Given records start

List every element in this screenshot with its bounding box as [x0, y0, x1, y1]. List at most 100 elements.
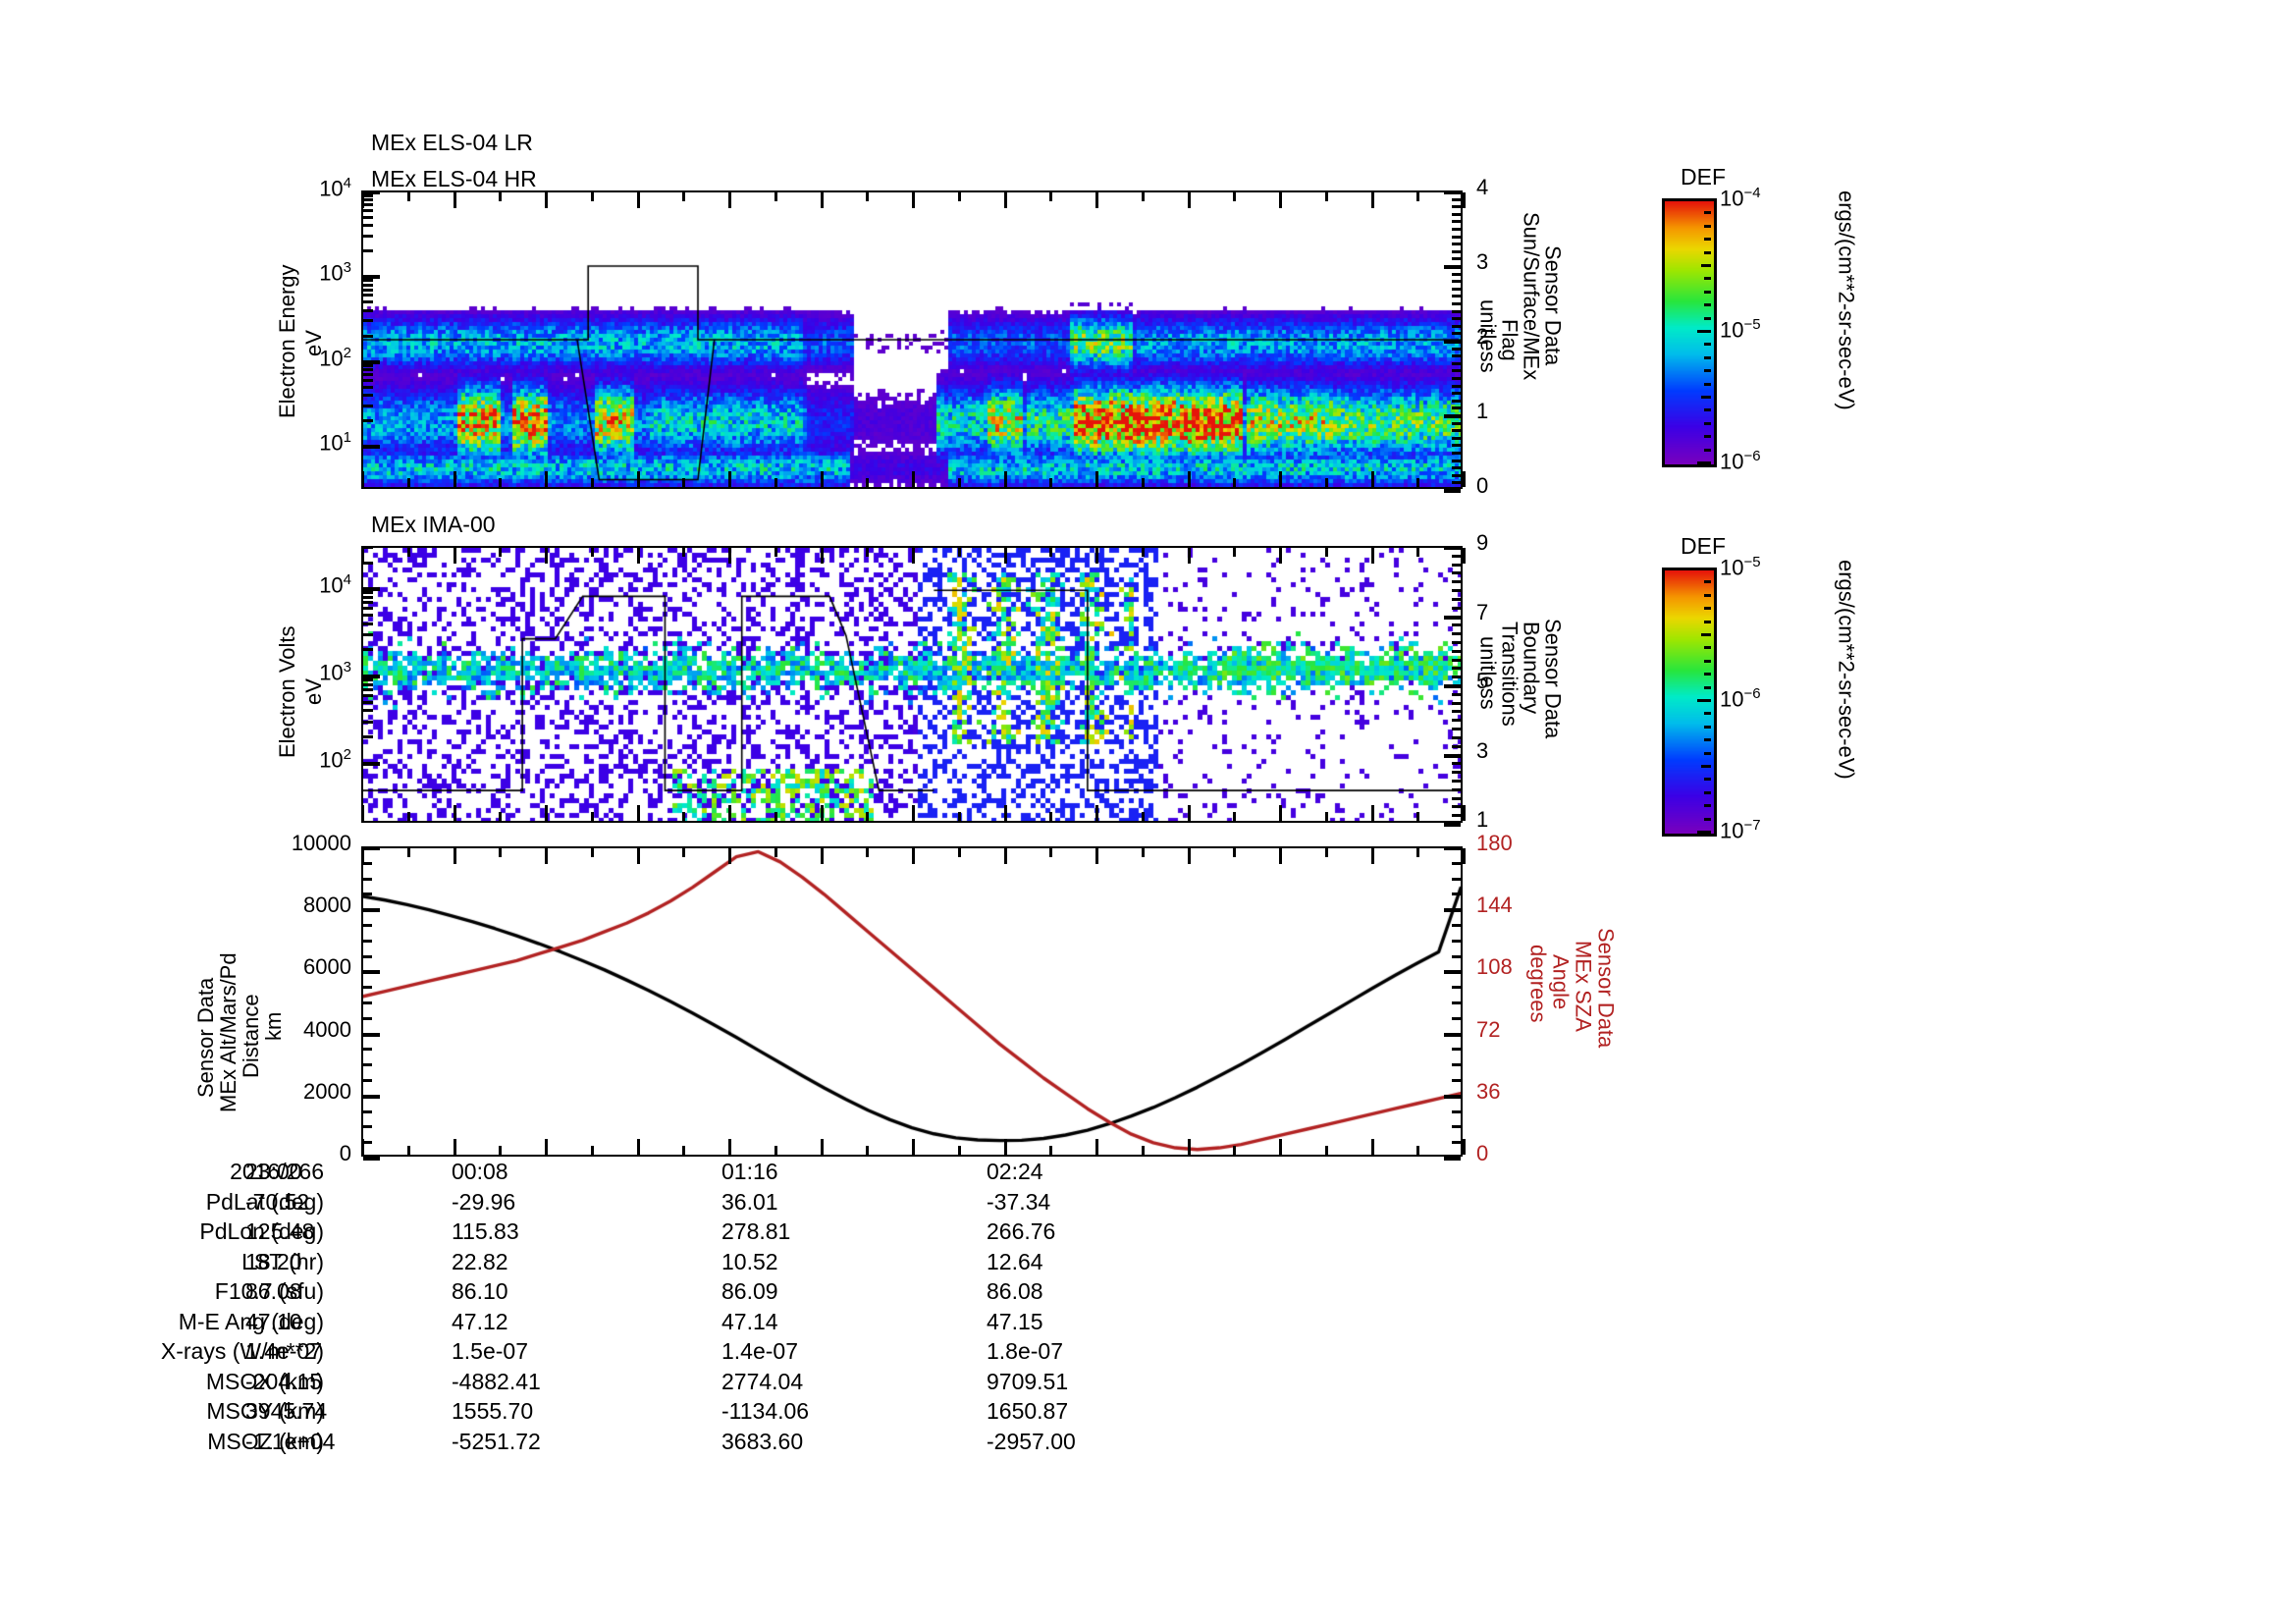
axis-tick-label: 4000 [303, 1016, 351, 1042]
axis-tick [1452, 205, 1461, 209]
panel-electron-energy-spectrogram[interactable] [361, 190, 1463, 489]
axis-tick-label: 4 [1476, 175, 1489, 199]
x-axis-tick [912, 1139, 915, 1155]
panel1-right-axis-label-l3: unitless [1475, 299, 1501, 373]
table-row-label: MSOY (km) [206, 1398, 324, 1424]
axis-tick [363, 209, 373, 213]
axis-tick [1452, 623, 1461, 627]
axis-tick [1452, 444, 1461, 448]
panel3-left-axis-label-l1: MEx Alt/Mars/Pd [216, 952, 240, 1112]
table-cell: 47.10 [245, 1308, 302, 1334]
x-axis-tick [499, 478, 503, 487]
axis-tick [1452, 861, 1461, 865]
x-axis-tick [361, 471, 364, 487]
axis-tick [1452, 939, 1461, 943]
axis-tick [1444, 970, 1461, 975]
axis-tick [1452, 1016, 1461, 1020]
axis-tick [363, 279, 373, 283]
axis-tick [363, 404, 373, 407]
table-cell: 86.08 [245, 1278, 302, 1304]
table-cell: 1555.70 [452, 1398, 534, 1424]
x-axis-tick [1049, 548, 1053, 557]
colorbar-tick [1704, 712, 1711, 716]
axis-tick [363, 632, 373, 636]
table-row-label: MSOZ (km) [207, 1428, 324, 1454]
x-axis-tick [682, 548, 686, 557]
axis-tick [363, 1094, 380, 1099]
x-axis-tick [1187, 805, 1191, 821]
x-axis-tick [682, 812, 686, 821]
axis-tick-label: 10−4 [1720, 185, 1761, 211]
axis-tick-label: 108 [1476, 954, 1513, 980]
panel3-left-axis-label-l0: Sensor Data [193, 977, 218, 1098]
x-axis-tick [590, 192, 594, 201]
x-axis-tick [1095, 805, 1098, 821]
axis-tick [363, 215, 373, 219]
x-axis-tick [1003, 471, 1007, 487]
axis-tick [363, 393, 373, 397]
axis-tick [1452, 1125, 1461, 1129]
axis-tick-label: 1 [1476, 399, 1489, 423]
axis-tick [363, 595, 373, 599]
colorbar-tick [1704, 435, 1711, 439]
x-axis-tick [1141, 812, 1145, 821]
x-axis-tick [1233, 1146, 1237, 1155]
x-axis-tick [820, 192, 824, 208]
panel2-right-axis-label-l3: unitless [1475, 636, 1501, 710]
axis-tick [363, 308, 373, 312]
axis-tick [1452, 710, 1461, 714]
axis-tick [1452, 893, 1461, 896]
colorbar-tick [1704, 421, 1711, 425]
x-axis-tick [866, 548, 870, 557]
x-axis-tick [361, 805, 364, 821]
x-axis-tick [361, 1139, 364, 1155]
axis-tick-label: 7 [1476, 599, 1489, 624]
axis-tick [363, 444, 380, 449]
x-axis-tick [545, 192, 548, 208]
panel2-left-axis-units: eV [301, 678, 326, 706]
x-axis-tick [866, 848, 870, 857]
x-axis-tick [1049, 848, 1053, 857]
x-axis-tick [1141, 192, 1145, 201]
x-axis-tick [728, 192, 731, 208]
x-axis-tick [1233, 548, 1237, 557]
x-axis-tick [1416, 812, 1420, 821]
axis-tick [1444, 414, 1461, 418]
x-axis-tick [453, 848, 456, 864]
x-axis-tick [1049, 812, 1053, 821]
axis-tick [363, 367, 373, 371]
x-axis-tick [1187, 1139, 1191, 1155]
panel-ion-spectrogram[interactable] [361, 546, 1463, 823]
table-cell: 1650.87 [987, 1398, 1069, 1424]
table-cell: 23:00 [245, 1159, 302, 1184]
x-axis-tick [1095, 471, 1098, 487]
x-axis-tick [1370, 1139, 1374, 1155]
panel-altitude-sza[interactable] [361, 846, 1463, 1157]
table-cell: 47.14 [721, 1308, 778, 1334]
axis-tick [363, 1048, 372, 1052]
axis-tick [1452, 220, 1461, 224]
table-cell: 00:08 [452, 1159, 508, 1184]
axis-tick-label: 10−6 [1720, 685, 1761, 712]
axis-tick [363, 198, 373, 202]
x-axis-tick [728, 471, 731, 487]
axis-tick-label: 102 [319, 745, 351, 773]
x-axis-tick [1463, 548, 1466, 564]
table-cell: 01:16 [721, 1159, 778, 1184]
axis-tick-label: 5 [1476, 669, 1489, 693]
x-axis-tick [1233, 812, 1237, 821]
axis-tick [363, 622, 373, 625]
axis-tick [1452, 280, 1461, 284]
x-axis-tick [1416, 192, 1420, 201]
axis-tick [1452, 676, 1461, 679]
x-axis-tick [1141, 548, 1145, 557]
axis-tick [1452, 954, 1461, 958]
table-cell: 3683.60 [721, 1428, 804, 1454]
table-cell: 86.09 [721, 1278, 778, 1304]
x-axis-tick [545, 805, 548, 821]
x-axis-tick [1279, 548, 1282, 564]
axis-tick [363, 607, 373, 611]
colorbar-tick [1704, 804, 1711, 808]
x-axis-tick [1370, 548, 1374, 564]
x-axis-tick [1324, 848, 1328, 857]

Given records end

To be done: Reproduce the material above line for line without any changes, and leave the picture out of your copy.

Written answer:
List every element in this screenshot with its bounding box as [x0, y0, x1, y1]. List at most 100 elements.
axis-tick-label: 4000 [303, 1016, 351, 1042]
axis-tick [1452, 205, 1461, 209]
panel-electron-energy-spectrogram[interactable] [361, 190, 1463, 489]
axis-tick-label: 4 [1476, 175, 1489, 199]
x-axis-tick [912, 1139, 915, 1155]
panel1-right-axis-label-l3: unitless [1475, 299, 1501, 373]
table-row-label: MSOY (km) [206, 1398, 324, 1424]
axis-tick [363, 209, 373, 213]
axis-tick [1452, 623, 1461, 627]
axis-tick [1452, 444, 1461, 448]
panel3-left-axis-label-l1: MEx Alt/Mars/Pd [216, 952, 240, 1112]
table-cell: 47.10 [245, 1308, 302, 1334]
x-axis-tick [499, 478, 503, 487]
axis-tick [1452, 861, 1461, 865]
x-axis-tick [361, 471, 364, 487]
axis-tick [1452, 939, 1461, 943]
axis-tick [1444, 970, 1461, 975]
axis-tick [1452, 1016, 1461, 1020]
axis-tick [363, 279, 373, 283]
axis-tick [363, 404, 373, 407]
table-cell: 86.08 [245, 1278, 302, 1304]
table-cell: 1555.70 [452, 1398, 534, 1424]
x-axis-tick [1049, 548, 1053, 557]
colorbar-tick [1704, 712, 1711, 716]
axis-tick [363, 632, 373, 636]
table-row-label: MSOZ (km) [207, 1428, 324, 1454]
x-axis-tick [682, 548, 686, 557]
axis-tick [363, 1094, 380, 1099]
x-axis-tick [1187, 805, 1191, 821]
x-axis-tick [682, 812, 686, 821]
axis-tick-label: 10−4 [1720, 185, 1761, 211]
axis-tick-label: 108 [1476, 954, 1513, 980]
panel3-left-axis-label-l0: Sensor Data [193, 977, 218, 1098]
x-axis-tick [590, 192, 594, 201]
x-axis-tick [1095, 805, 1098, 821]
axis-tick [363, 215, 373, 219]
x-axis-tick [1003, 471, 1007, 487]
axis-tick [363, 393, 373, 397]
axis-tick [1452, 1125, 1461, 1129]
axis-tick-label: 1 [1476, 399, 1489, 423]
axis-tick [363, 595, 373, 599]
colorbar-tick [1704, 435, 1711, 439]
x-axis-tick [1141, 812, 1145, 821]
x-axis-tick [1233, 1146, 1237, 1155]
x-axis-tick [820, 192, 824, 208]
panel2-right-axis-label-l3: unitless [1475, 636, 1501, 710]
axis-tick [363, 308, 373, 312]
axis-tick [1452, 710, 1461, 714]
axis-tick [1452, 893, 1461, 896]
colorbar-tick [1704, 421, 1711, 425]
x-axis-tick [866, 548, 870, 557]
x-axis-tick [361, 805, 364, 821]
x-axis-tick [361, 1139, 364, 1155]
axis-tick-label: 7 [1476, 599, 1489, 624]
axis-tick [363, 444, 380, 449]
x-axis-tick [545, 192, 548, 208]
panel2-left-axis-units: eV [301, 678, 326, 706]
x-axis-tick [866, 848, 870, 857]
x-axis-tick [1049, 848, 1053, 857]
x-axis-tick [1141, 192, 1145, 201]
x-axis-tick [728, 192, 731, 208]
x-axis-tick [1233, 548, 1237, 557]
x-axis-tick [1416, 812, 1420, 821]
axis-tick [1444, 414, 1461, 418]
x-axis-tick [453, 848, 456, 864]
x-axis-tick [1049, 812, 1053, 821]
axis-tick [363, 367, 373, 371]
x-axis-tick [1187, 1139, 1191, 1155]
panel-ion-spectrogram[interactable] [361, 546, 1463, 823]
table-cell: 1650.87 [987, 1398, 1069, 1424]
table-cell: 23:00 [245, 1159, 302, 1184]
x-axis-tick [1095, 471, 1098, 487]
x-axis-tick [1370, 1139, 1374, 1155]
panel-altitude-sza[interactable] [361, 846, 1463, 1157]
table-cell: 47.14 [721, 1308, 778, 1334]
axis-tick [363, 1048, 372, 1052]
axis-tick [1452, 220, 1461, 224]
table-cell: 00:08 [452, 1159, 508, 1184]
axis-tick-label: 10−6 [1720, 685, 1761, 712]
axis-tick [363, 198, 373, 202]
x-axis-tick [728, 471, 731, 487]
axis-tick-label: 102 [319, 745, 351, 773]
x-axis-tick [1463, 548, 1466, 564]
table-cell: 01:16 [721, 1159, 778, 1184]
axis-tick-label: 5 [1476, 669, 1489, 693]
x-axis-tick [1233, 812, 1237, 821]
axis-tick [363, 622, 373, 625]
axis-tick [1452, 280, 1461, 284]
x-axis-tick [1416, 192, 1420, 201]
axis-tick [1452, 676, 1461, 679]
x-axis-tick [1141, 548, 1145, 557]
axis-tick [1452, 954, 1461, 958]
table-cell: 3683.60 [721, 1428, 804, 1454]
table-cell: 86.09 [721, 1278, 778, 1304]
x-axis-tick [545, 805, 548, 821]
x-axis-tick [1279, 548, 1282, 564]
axis-tick [363, 607, 373, 611]
colorbar-tick [1704, 804, 1711, 808]
x-axis-tick [1370, 548, 1374, 564]
x-axis-tick [1324, 848, 1328, 857]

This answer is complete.